### Source material
※

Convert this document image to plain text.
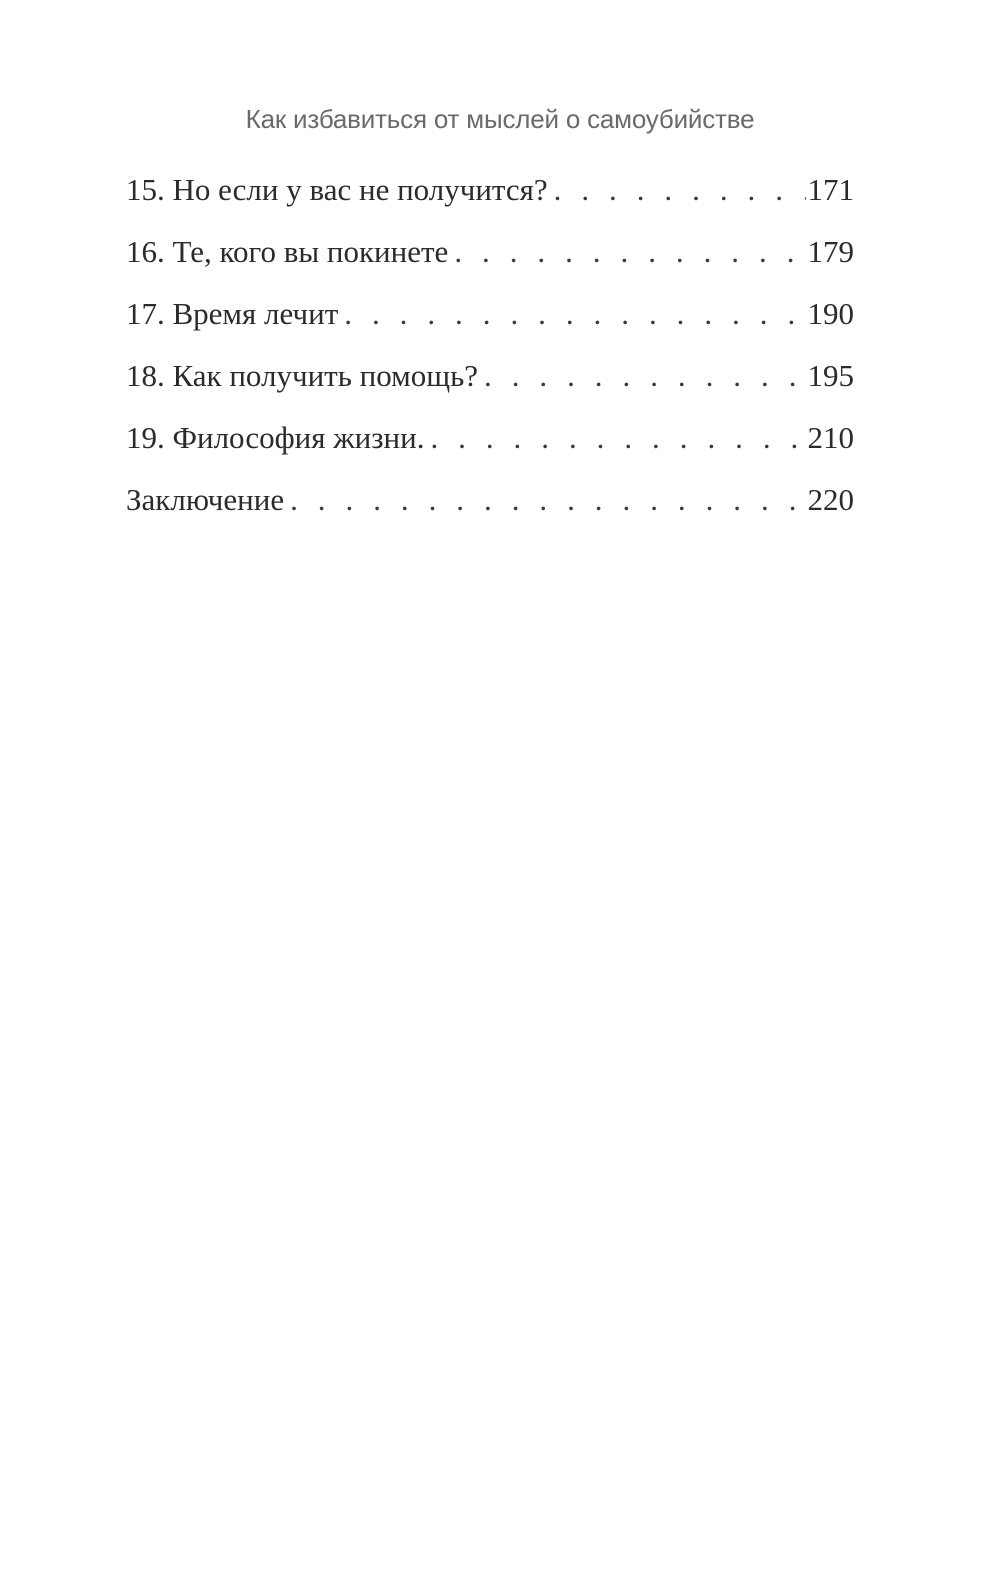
Как избавиться от мыслей о самоубийстве
15. Но если у вас не получится? . . .	171
16. Те, кого вы покинете . . .	179
17. Время лечит . . .	190
18. Как получить помощь? . . .	195
19. Философия жизни. . . .	210
Заключение . . .	220
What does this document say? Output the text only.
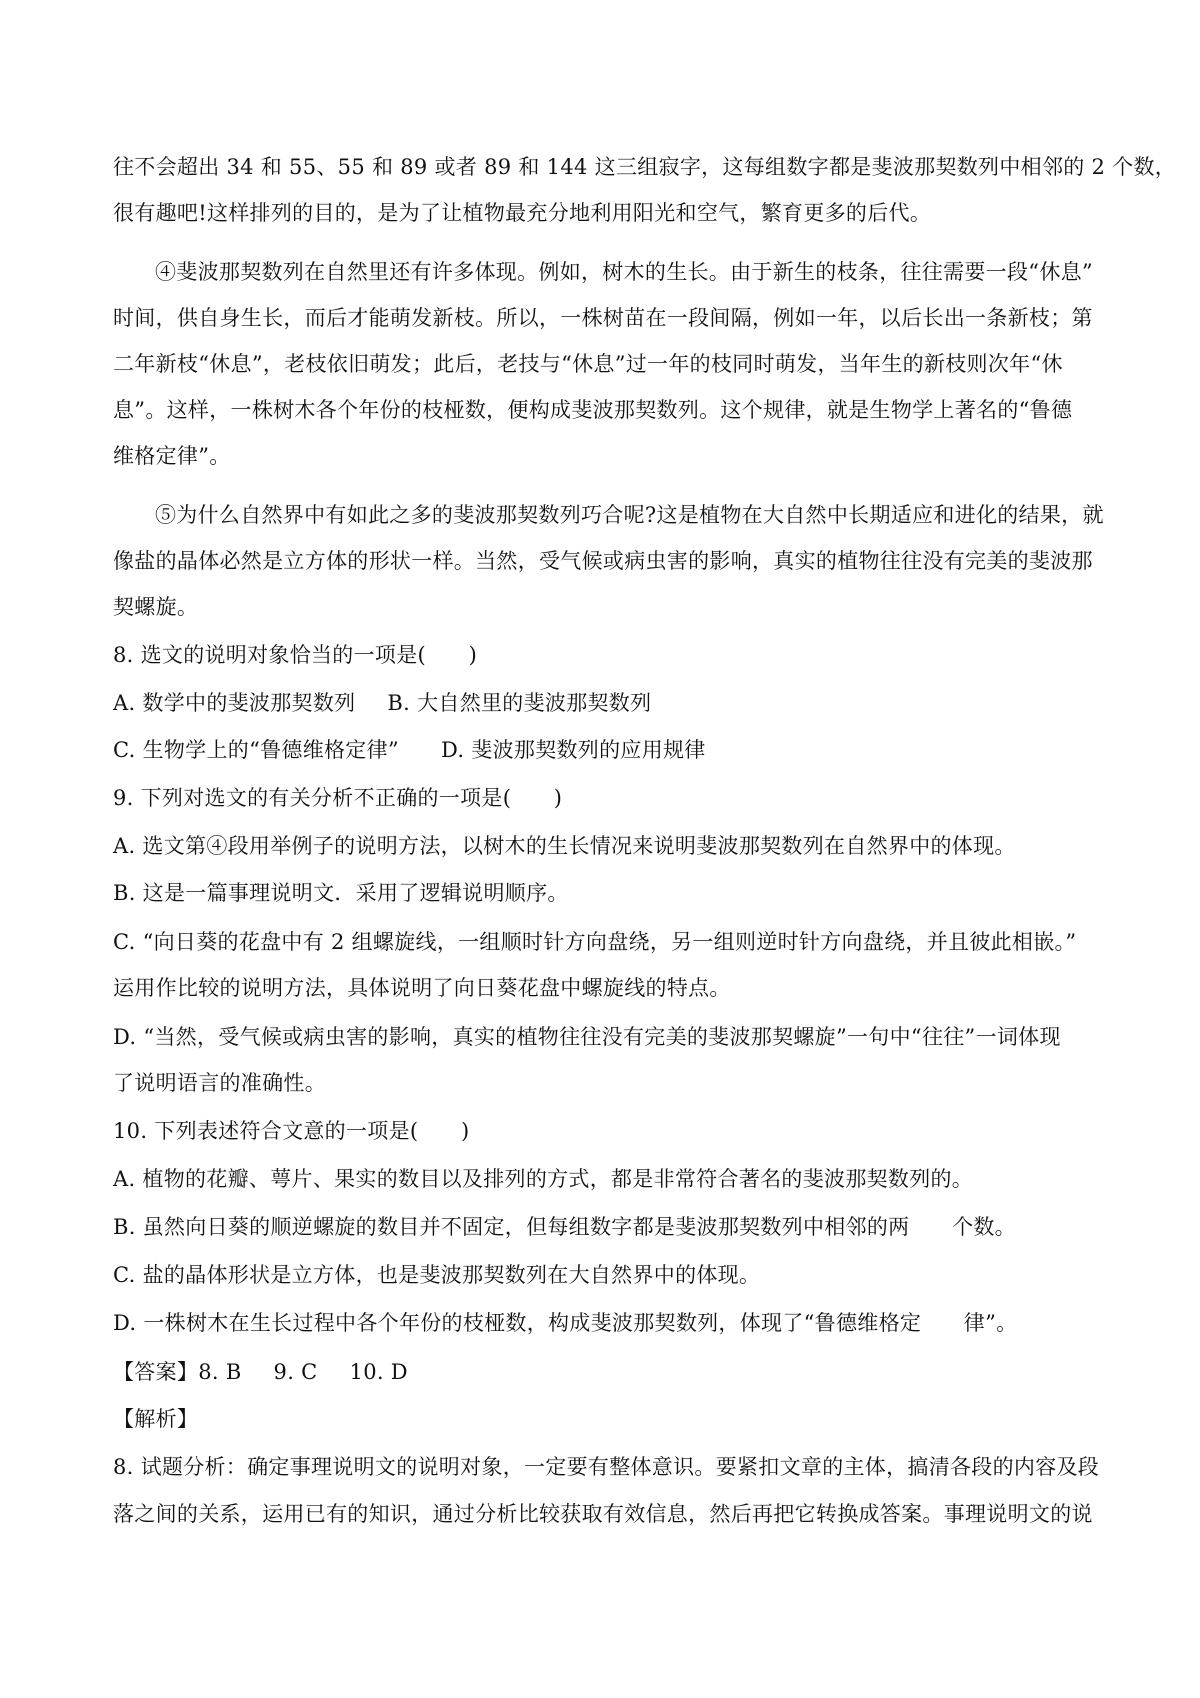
往不会超出 34 和 55、55 和 89 或者 89 和 144 这三组寂字，这每组数字都是斐波那契数列中相邻的 2 个数，

很有趣吧!这样排列的目的，是为了让植物最充分地利用阳光和空气，繁育更多的后代。

④斐波那契数列在自然里还有许多体现。例如，树木的生长。由于新生的枝条，往往需要一段“休息”

时间，供自身生长，而后才能萌发新枝。所以，一株树苗在一段间隔，例如一年，以后长出一条新枝；第

二年新枝“休息”，老枝依旧萌发；此后，老技与“休息”过一年的枝同时萌发，当年生的新枝则次年“休

息”。这样，一株树木各个年份的枝桠数，便构成斐波那契数列。这个规律，就是生物学上著名的“鲁德

维格定律”。

⑤为什么自然界中有如此之多的斐波那契数列巧合呢?这是植物在大自然中长期适应和进化的结果，就

像盐的晶体必然是立方体的形状一样。当然，受气候或病虫害的影响，真实的植物往往没有完美的斐波那

契螺旋。

8. 选文的说明对象恰当的一项是(　　)

A. 数学中的斐波那契数列 B. 大自然里的斐波那契数列

C. 生物学上的“鲁德维格定律” D. 斐波那契数列的应用规律

9. 下列对选文的有关分析不正确的一项是(　　)

A. 选文第④段用举例子的说明方法，以树木的生长情况来说明斐波那契数列在自然界中的体现。

B. 这是一篇事理说明文．采用了逻辑说明顺序。

C. “向日葵的花盘中有 2 组螺旋线，一组顺时针方向盘绕，另一组则逆时针方向盘绕，并且彼此相嵌。”

运用作比较的说明方法，具体说明了向日葵花盘中螺旋线的特点。

D. “当然，受气候或病虫害的影响，真实的植物往往没有完美的斐波那契螺旋”一句中“往往”一词体现

了说明语言的准确性。

10. 下列表述符合文意的一项是(　　)

A. 植物的花瓣、萼片、果实的数目以及排列的方式，都是非常符合著名的斐波那契数列的。

B. 虽然向日葵的顺逆螺旋的数目并不固定，但每组数字都是斐波那契数列中相邻的两　　个数。

C. 盐的晶体形状是立方体，也是斐波那契数列在大自然界中的体现。

D. 一株树木在生长过程中各个年份的枝桠数，构成斐波那契数列，体现了“鲁德维格定　　律”。

【答案】8. B 9. C 10. D

【解析】

8. 试题分析：确定事理说明文的说明对象，一定要有整体意识。要紧扣文章的主体，搞清各段的内容及段

落之间的关系，运用已有的知识，通过分析比较获取有效信息，然后再把它转换成答案。事理说明文的说
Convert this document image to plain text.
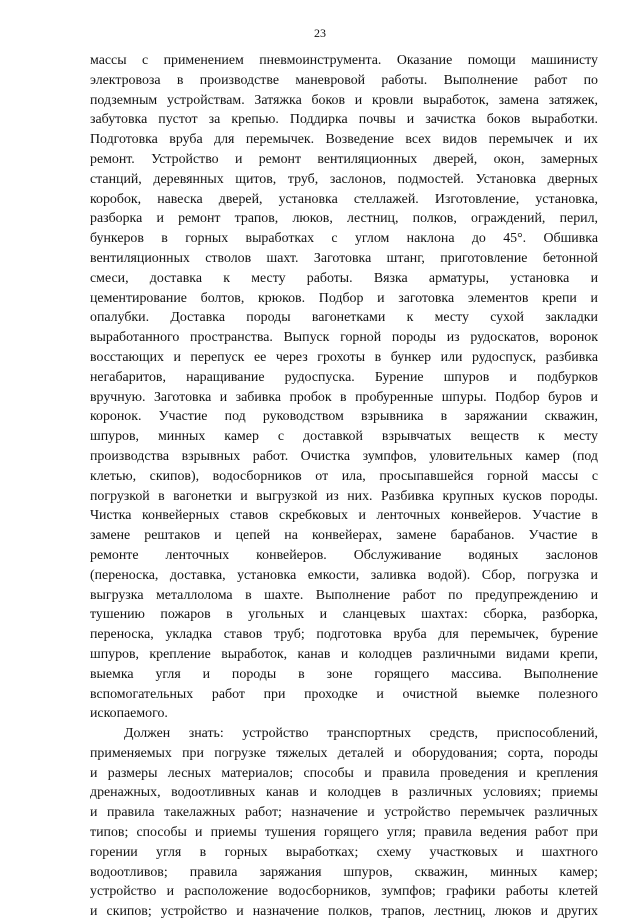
23
массы с применением пневмоинструмента. Оказание помощи машинисту
электровоза в производстве маневровой работы. Выполнение работ по
подземным устройствам. Затяжка боков и кровли выработок, замена затяжек,
забутовка пустот за крепью. Поддирка почвы и зачистка боков выработки.
Подготовка вруба для перемычек. Возведение всех видов перемычек и их
ремонт. Устройство и ремонт вентиляционных дверей, окон, замерных
станций, деревянных щитов, труб, заслонов, подмостей. Установка дверных
коробок, навеска дверей, установка стеллажей. Изготовление, установка,
разборка и ремонт трапов, люков, лестниц, полков, ограждений, перил,
бункеров в горных выработках с углом наклона до 45°. Обшивка
вентиляционных стволов шахт. Заготовка штанг, приготовление бетонной
смеси, доставка к месту работы. Вязка арматуры, установка и
цементирование болтов, крюков. Подбор и заготовка элементов крепи и
опалубки. Доставка породы вагонетками к месту сухой закладки
выработанного пространства. Выпуск горной породы из рудоскатов, воронок
восстающих и перепуск ее через грохоты в бункер или рудоспуск, разбивка
негабаритов, наращивание рудоспуска. Бурение шпуров и подбурков
вручную. Заготовка и забивка пробок в пробуренные шпуры. Подбор буров и
коронок. Участие под руководством взрывника в заряжании скважин,
шпуров, минных камер с доставкой взрывчатых веществ к месту
производства взрывных работ. Очистка зумпфов, уловительных камер (под
клетью, скипов), водосборников от ила, просыпавшейся горной массы с
погрузкой в вагонетки и выгрузкой из них. Разбивка крупных кусков породы.
Чистка конвейерных ставов скребковых и ленточных конвейеров. Участие в
замене рештаков и цепей на конвейерах, замене барабанов. Участие в
ремонте ленточных конвейеров. Обслуживание водяных заслонов
(переноска, доставка, установка емкости, заливка водой). Сбор, погрузка и
выгрузка металлолома в шахте. Выполнение работ по предупреждению и
тушению пожаров в угольных и сланцевых шахтах: сборка, разборка,
переноска, укладка ставов труб; подготовка вруба для перемычек, бурение
шпуров, крепление выработок, канав и колодцев различными видами крепи,
выемка угля и породы в зоне горящего массива. Выполнение
вспомогательных работ при проходке и очистной выемке полезного
ископаемого.
Должен знать: устройство транспортных средств, приспособлений,
применяемых при погрузке тяжелых деталей и оборудования; сорта, породы
и размеры лесных материалов; способы и правила проведения и крепления
дренажных, водоотливных канав и колодцев в различных условиях; приемы
и правила такелажных работ; назначение и устройство перемычек различных
типов; способы и приемы тушения горящего угля; правила ведения работ при
горении угля в горных выработках; схему участковых и шахтного
водоотливов; правила заряжания шпуров, скважин, минных камер;
устройство и расположение водосборников, зумпфов; графики работы клетей
и скипов; устройство и назначение полков, трапов, лестниц, люков и других
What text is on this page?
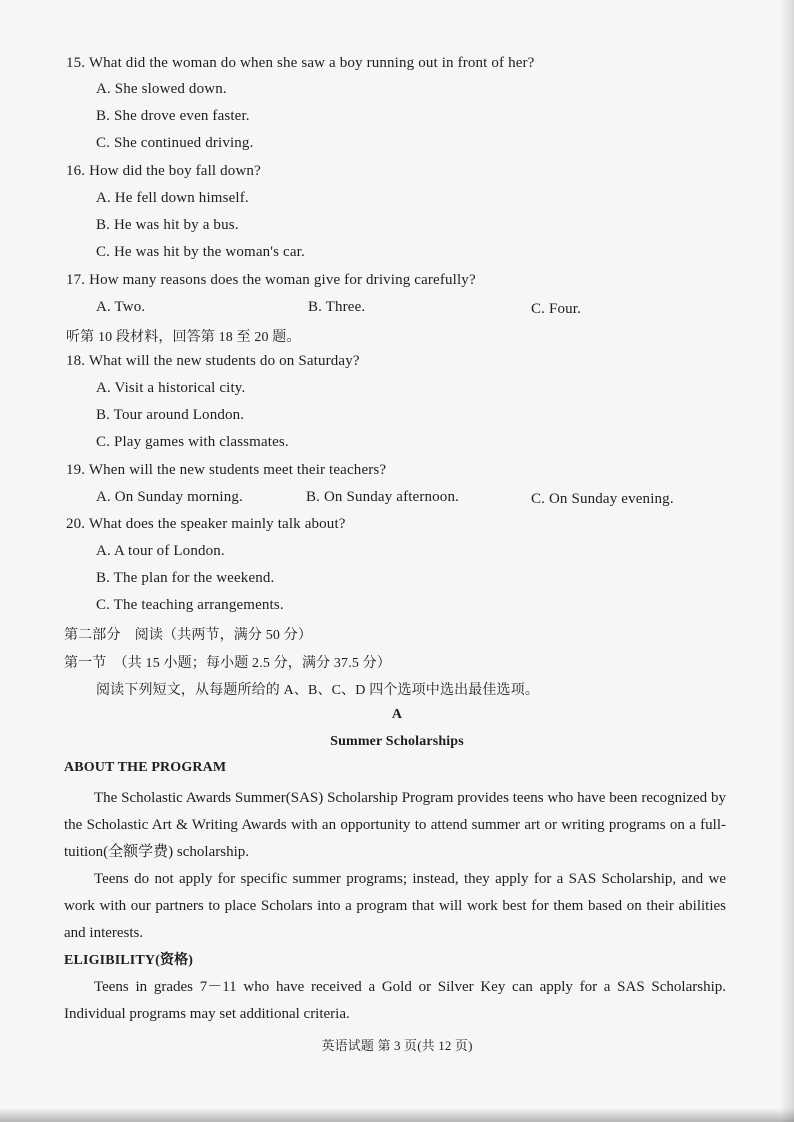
15. What did the woman do when she saw a boy running out in front of her?
A. She slowed down.
B. She drove even faster.
C. She continued driving.
16. How did the boy fall down?
A. He fell down himself.
B. He was hit by a bus.
C. He was hit by the woman's car.
17. How many reasons does the woman give for driving carefully?
A. Two.	B. Three.	C. Four.
听第 10 段材料，回答第 18 至 20 题。
18. What will the new students do on Saturday?
A. Visit a historical city.
B. Tour around London.
C. Play games with classmates.
19. When will the new students meet their teachers?
A. On Sunday morning.	B. On Sunday afternoon.	C. On Sunday evening.
20. What does the speaker mainly talk about?
A. A tour of London.
B. The plan for the weekend.
C. The teaching arrangements.
第二部分　阅读（共两节，满分 50 分）
第一节　（共 15 小题；每小题 2.5 分，满分 37.5 分）
阅读下列短文，从每题所给的 A、B、C、D 四个选项中选出最佳选项。
A
Summer Scholarships
ABOUT THE PROGRAM
The Scholastic Awards Summer(SAS) Scholarship Program provides teens who have been recognized by the Scholastic Art & Writing Awards with an opportunity to attend summer art or writing programs on a full-tuition(全额学费) scholarship.
Teens do not apply for specific summer programs; instead, they apply for a SAS Scholarship, and we work with our partners to place Scholars into a program that will work best for them based on their abilities and interests.
ELIGIBILITY(资格)
Teens in grades 7－11 who have received a Gold or Silver Key can apply for a SAS Scholarship. Individual programs may set additional criteria.
英语试题 第 3 页(共 12 页)
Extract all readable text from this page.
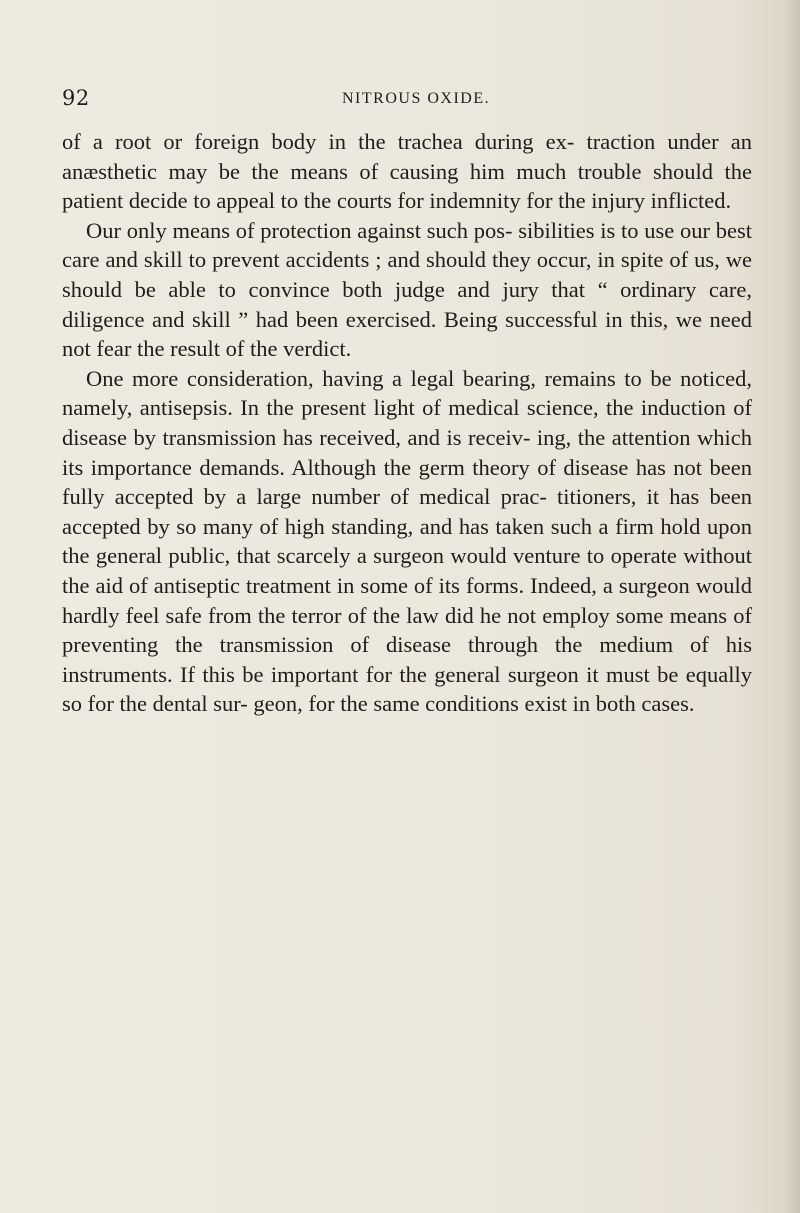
92	NITROUS OXIDE.

of a root or foreign body in the trachea during ex- traction under an anæsthetic may be the means of causing him much trouble should the patient decide to appeal to the courts for indemnity for the injury inflicted.

Our only means of protection against such pos- sibilities is to use our best care and skill to prevent accidents ; and should they occur, in spite of us, we should be able to convince both judge and jury that “ ordinary care, diligence and skill ” had been exercised. Being successful in this, we need not fear the result of the verdict.

One more consideration, having a legal bearing, remains to be noticed, namely, antisepsis. In the present light of medical science, the induction of disease by transmission has received, and is receiv- ing, the attention which its importance demands. Although the germ theory of disease has not been fully accepted by a large number of medical prac- titioners, it has been accepted by so many of high standing, and has taken such a firm hold upon the general public, that scarcely a surgeon would venture to operate without the aid of antiseptic treatment in some of its forms. Indeed, a surgeon would hardly feel safe from the terror of the law did he not employ some means of preventing the transmission of disease through the medium of his instruments. If this be important for the general surgeon it must be equally so for the dental sur- geon, for the same conditions exist in both cases.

※

### Problem details
Beginning with the line that holds "Extract all readable text from this page." and ending with the last line of the material above, extract every line exactly, pictures excluded.

### Task response
Extract all readable text from this page.
92	NITROUS OXIDE.

of a root or foreign body in the trachea during ex- traction under an anæsthetic may be the means of causing him much trouble should the patient decide to appeal to the courts for indemnity for the injury inflicted.

Our only means of protection against such pos- sibilities is to use our best care and skill to prevent accidents ; and should they occur, in spite of us, we should be able to convince both judge and jury that “ ordinary care, diligence and skill ” had been exercised. Being successful in this, we need not fear the result of the verdict.

One more consideration, having a legal bearing, remains to be noticed, namely, antisepsis. In the present light of medical science, the induction of disease by transmission has received, and is receiv- ing, the attention which its importance demands. Although the germ theory of disease has not been fully accepted by a large number of medical prac- titioners, it has been accepted by so many of high standing, and has taken such a firm hold upon the general public, that scarcely a surgeon would venture to operate without the aid of antiseptic treatment in some of its forms. Indeed, a surgeon would hardly feel safe from the terror of the law did he not employ some means of preventing the transmission of disease through the medium of his instruments. If this be important for the general surgeon it must be equally so for the dental sur- geon, for the same conditions exist in both cases.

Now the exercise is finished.